--- START Items ---

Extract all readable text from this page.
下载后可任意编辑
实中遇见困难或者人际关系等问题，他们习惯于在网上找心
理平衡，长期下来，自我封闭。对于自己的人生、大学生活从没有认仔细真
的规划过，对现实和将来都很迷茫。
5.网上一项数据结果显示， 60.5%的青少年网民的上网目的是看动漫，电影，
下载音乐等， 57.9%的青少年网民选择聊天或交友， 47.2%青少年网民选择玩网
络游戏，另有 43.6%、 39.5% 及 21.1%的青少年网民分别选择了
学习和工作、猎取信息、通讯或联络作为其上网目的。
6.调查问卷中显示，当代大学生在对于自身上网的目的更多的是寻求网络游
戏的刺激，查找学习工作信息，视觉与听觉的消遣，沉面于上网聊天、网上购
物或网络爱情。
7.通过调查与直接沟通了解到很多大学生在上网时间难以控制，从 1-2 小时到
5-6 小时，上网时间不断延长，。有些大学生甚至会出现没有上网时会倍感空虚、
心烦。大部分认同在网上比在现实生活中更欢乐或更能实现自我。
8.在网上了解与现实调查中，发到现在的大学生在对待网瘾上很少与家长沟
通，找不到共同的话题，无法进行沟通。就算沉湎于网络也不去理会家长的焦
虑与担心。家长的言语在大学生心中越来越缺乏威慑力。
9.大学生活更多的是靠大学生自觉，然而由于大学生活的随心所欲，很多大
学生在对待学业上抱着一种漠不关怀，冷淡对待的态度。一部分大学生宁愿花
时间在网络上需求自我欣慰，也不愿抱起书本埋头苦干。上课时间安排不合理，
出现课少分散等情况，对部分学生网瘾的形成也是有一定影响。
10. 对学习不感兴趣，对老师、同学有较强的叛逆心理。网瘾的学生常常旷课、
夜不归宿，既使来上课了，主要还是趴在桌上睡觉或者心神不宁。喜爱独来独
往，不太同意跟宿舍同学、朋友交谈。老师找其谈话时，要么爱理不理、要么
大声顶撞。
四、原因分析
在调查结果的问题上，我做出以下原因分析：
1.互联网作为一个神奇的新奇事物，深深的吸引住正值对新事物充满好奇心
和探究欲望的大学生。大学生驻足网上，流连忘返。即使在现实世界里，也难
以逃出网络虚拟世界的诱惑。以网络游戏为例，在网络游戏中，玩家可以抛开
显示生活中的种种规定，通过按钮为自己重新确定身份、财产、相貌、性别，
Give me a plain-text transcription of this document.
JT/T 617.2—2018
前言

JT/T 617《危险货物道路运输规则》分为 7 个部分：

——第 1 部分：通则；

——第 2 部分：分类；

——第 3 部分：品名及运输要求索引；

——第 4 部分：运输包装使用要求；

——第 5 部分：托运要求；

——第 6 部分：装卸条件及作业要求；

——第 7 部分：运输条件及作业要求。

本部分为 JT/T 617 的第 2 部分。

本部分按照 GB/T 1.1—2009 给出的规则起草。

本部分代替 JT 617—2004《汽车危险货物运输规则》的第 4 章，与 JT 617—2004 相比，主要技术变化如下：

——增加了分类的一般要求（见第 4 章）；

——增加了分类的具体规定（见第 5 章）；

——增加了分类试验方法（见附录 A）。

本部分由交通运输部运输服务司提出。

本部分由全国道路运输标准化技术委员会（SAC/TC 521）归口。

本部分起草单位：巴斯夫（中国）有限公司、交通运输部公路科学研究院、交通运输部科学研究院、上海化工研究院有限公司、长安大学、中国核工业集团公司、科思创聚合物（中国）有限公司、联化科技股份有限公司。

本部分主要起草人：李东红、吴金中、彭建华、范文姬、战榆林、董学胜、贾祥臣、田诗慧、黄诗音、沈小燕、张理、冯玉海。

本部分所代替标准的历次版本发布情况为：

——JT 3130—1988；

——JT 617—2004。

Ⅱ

--- END Items ---

Challenge - In the records above, find each line holding "this" and copy it.

Problem solution -
Extract all readable text from this page.
Give me a plain-text transcription of this document.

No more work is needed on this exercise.